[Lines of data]
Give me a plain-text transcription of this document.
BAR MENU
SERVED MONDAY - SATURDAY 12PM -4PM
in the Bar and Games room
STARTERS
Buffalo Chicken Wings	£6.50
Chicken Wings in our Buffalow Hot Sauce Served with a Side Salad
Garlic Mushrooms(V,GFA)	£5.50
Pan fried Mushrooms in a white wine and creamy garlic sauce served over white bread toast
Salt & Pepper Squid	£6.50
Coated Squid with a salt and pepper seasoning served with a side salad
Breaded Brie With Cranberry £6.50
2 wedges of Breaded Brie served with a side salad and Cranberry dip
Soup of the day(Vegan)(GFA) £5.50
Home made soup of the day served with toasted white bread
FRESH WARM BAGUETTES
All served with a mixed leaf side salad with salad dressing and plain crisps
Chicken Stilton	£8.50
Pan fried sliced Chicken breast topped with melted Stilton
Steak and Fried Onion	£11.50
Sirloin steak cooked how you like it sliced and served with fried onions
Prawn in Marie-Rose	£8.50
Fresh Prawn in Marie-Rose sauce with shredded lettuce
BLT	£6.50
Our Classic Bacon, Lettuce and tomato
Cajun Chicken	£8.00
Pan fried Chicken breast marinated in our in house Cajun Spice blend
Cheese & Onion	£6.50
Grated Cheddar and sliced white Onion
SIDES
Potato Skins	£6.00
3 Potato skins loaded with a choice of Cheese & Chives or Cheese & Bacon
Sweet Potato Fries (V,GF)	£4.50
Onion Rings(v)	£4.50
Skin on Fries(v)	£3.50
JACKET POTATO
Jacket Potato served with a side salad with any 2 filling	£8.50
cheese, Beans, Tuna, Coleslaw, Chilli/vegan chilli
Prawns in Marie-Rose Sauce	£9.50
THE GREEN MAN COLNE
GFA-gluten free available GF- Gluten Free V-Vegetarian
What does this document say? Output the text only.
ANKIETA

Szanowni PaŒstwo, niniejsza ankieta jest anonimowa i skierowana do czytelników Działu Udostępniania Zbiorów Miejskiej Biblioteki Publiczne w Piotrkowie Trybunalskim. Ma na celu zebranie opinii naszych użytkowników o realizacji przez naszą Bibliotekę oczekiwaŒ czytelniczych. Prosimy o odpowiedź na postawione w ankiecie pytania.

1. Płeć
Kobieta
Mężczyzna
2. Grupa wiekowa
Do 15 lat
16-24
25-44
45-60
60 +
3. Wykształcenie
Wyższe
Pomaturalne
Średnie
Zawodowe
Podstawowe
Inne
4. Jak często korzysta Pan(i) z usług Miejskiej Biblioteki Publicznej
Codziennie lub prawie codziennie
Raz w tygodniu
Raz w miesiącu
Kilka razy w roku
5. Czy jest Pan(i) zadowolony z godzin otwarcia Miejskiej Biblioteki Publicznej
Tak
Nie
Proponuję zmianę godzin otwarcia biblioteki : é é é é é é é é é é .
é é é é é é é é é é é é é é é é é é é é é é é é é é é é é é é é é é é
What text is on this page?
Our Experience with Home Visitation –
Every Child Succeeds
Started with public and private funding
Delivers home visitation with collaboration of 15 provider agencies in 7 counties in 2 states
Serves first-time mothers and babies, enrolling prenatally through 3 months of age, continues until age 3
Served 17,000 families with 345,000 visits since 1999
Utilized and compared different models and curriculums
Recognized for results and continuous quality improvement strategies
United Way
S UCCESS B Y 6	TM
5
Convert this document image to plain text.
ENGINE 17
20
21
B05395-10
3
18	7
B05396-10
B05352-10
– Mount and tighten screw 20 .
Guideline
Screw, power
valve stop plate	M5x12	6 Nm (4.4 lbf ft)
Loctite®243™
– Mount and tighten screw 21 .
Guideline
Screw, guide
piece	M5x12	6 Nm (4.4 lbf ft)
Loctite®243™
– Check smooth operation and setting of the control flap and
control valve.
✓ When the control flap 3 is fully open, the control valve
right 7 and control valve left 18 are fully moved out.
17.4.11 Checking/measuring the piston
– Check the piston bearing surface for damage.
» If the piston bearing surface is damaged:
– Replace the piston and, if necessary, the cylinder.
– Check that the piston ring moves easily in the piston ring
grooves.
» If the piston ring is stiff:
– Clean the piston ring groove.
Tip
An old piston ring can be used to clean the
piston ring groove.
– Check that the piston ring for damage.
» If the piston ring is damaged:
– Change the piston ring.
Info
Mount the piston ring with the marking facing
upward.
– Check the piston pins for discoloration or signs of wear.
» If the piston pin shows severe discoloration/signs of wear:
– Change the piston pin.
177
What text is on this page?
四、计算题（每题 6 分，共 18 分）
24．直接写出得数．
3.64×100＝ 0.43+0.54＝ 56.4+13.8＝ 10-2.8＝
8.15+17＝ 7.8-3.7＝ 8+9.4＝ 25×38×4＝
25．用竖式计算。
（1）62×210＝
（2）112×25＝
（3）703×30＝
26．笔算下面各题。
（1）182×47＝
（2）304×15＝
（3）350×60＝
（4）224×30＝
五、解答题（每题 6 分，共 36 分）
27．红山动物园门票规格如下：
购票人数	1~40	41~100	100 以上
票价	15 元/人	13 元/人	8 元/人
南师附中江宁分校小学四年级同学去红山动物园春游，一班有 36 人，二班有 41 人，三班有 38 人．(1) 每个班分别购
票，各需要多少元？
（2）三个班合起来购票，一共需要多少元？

■ **Challenge**: State how many lines of the records above contain the word "this", and give only that number.

■ **Task answer**: 5